Begin Source material
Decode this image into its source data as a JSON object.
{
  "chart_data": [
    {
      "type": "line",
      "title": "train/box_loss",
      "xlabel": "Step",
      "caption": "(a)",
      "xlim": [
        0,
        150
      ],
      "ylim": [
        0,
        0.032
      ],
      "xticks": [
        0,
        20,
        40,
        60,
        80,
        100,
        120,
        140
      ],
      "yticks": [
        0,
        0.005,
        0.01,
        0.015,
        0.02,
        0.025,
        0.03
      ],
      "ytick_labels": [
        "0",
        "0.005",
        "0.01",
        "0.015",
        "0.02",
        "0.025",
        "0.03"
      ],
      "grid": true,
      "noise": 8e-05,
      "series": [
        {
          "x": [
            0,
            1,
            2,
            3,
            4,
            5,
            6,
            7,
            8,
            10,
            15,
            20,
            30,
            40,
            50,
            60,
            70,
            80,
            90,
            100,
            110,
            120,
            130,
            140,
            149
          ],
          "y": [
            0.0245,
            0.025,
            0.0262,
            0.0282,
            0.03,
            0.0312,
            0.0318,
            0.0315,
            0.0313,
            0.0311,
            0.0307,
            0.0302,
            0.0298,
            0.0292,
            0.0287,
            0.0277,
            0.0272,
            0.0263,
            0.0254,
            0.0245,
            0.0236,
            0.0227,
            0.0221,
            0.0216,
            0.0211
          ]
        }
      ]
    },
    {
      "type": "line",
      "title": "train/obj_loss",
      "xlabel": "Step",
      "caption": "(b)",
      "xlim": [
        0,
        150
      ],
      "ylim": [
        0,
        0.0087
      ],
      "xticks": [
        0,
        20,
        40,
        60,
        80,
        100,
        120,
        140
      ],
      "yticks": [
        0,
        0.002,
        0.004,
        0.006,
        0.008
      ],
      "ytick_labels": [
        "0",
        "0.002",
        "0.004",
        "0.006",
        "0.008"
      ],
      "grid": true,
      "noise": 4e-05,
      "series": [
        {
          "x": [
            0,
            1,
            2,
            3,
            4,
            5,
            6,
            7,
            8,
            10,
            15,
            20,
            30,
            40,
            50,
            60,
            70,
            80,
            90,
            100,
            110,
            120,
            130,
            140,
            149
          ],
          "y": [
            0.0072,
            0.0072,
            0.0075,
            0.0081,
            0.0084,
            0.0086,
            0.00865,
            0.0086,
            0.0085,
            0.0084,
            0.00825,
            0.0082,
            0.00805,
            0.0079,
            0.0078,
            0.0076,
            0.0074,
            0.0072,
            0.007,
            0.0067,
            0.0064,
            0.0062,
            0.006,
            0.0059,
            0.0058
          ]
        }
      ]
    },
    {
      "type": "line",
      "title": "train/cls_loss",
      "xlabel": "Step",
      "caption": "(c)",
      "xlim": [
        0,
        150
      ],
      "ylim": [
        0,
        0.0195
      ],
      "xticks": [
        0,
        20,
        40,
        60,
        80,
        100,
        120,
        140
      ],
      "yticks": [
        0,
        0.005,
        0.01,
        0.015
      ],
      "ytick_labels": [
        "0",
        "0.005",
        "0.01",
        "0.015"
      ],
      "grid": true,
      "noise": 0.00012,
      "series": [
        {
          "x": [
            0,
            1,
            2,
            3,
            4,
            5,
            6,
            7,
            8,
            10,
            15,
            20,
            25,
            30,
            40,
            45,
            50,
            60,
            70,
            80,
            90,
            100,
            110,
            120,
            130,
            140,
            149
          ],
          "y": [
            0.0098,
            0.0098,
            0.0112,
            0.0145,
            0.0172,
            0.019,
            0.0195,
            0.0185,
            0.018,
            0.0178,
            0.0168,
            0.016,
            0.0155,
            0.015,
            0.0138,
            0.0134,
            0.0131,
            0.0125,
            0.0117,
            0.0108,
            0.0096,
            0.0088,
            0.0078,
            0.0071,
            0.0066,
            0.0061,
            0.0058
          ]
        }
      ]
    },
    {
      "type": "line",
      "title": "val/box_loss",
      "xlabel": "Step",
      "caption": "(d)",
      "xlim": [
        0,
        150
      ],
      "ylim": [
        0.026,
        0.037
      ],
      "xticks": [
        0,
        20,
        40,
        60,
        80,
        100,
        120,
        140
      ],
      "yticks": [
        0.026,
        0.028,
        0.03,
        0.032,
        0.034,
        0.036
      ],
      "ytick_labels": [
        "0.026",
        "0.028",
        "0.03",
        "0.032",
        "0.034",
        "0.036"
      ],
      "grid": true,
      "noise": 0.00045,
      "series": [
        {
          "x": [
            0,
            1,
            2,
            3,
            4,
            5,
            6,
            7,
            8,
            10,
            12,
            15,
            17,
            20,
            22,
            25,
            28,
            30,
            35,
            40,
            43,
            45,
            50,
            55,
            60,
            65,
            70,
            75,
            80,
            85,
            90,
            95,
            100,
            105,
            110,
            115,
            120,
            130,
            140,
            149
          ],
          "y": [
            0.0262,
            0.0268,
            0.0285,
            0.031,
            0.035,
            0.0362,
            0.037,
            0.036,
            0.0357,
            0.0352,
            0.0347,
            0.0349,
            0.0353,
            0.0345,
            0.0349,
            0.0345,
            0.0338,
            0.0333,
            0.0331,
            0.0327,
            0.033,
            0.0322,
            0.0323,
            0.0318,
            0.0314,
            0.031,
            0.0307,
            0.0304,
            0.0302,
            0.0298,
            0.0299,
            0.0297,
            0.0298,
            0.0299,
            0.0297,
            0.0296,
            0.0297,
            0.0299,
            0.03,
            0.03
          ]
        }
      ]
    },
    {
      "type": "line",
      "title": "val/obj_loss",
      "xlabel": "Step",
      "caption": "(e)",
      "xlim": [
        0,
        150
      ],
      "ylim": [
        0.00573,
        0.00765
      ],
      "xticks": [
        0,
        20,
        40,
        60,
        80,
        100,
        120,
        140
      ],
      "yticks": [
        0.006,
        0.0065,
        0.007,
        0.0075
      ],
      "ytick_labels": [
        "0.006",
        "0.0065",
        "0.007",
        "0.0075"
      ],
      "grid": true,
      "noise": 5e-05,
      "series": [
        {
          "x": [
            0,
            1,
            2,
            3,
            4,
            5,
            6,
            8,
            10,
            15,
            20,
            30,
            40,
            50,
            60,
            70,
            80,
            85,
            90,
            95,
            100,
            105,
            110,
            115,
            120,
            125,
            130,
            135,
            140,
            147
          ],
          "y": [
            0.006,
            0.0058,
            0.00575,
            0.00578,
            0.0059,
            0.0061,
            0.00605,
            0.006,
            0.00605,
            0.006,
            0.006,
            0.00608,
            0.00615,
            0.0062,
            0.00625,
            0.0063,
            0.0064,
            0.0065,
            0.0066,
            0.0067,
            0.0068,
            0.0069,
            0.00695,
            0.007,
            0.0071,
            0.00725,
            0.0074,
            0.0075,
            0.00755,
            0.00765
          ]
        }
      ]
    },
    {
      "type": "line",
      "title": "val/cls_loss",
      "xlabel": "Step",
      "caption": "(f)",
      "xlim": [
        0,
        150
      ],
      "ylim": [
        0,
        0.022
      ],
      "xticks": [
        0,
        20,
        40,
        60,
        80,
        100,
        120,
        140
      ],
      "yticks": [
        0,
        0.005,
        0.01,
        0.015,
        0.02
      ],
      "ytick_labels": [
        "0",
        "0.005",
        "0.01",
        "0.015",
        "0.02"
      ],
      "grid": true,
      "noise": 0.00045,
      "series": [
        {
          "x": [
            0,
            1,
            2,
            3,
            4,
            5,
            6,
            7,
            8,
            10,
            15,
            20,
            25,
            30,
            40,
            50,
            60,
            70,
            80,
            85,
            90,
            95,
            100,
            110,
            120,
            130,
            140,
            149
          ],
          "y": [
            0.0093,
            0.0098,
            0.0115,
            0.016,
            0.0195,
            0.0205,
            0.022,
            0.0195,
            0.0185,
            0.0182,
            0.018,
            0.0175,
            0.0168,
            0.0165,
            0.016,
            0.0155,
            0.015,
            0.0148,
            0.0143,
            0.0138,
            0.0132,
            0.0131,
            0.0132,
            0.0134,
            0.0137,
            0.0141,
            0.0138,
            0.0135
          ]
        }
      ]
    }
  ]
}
End Source material
Only the number is wanted: how many lines in the data include the word "caption"?

**The answer:** 6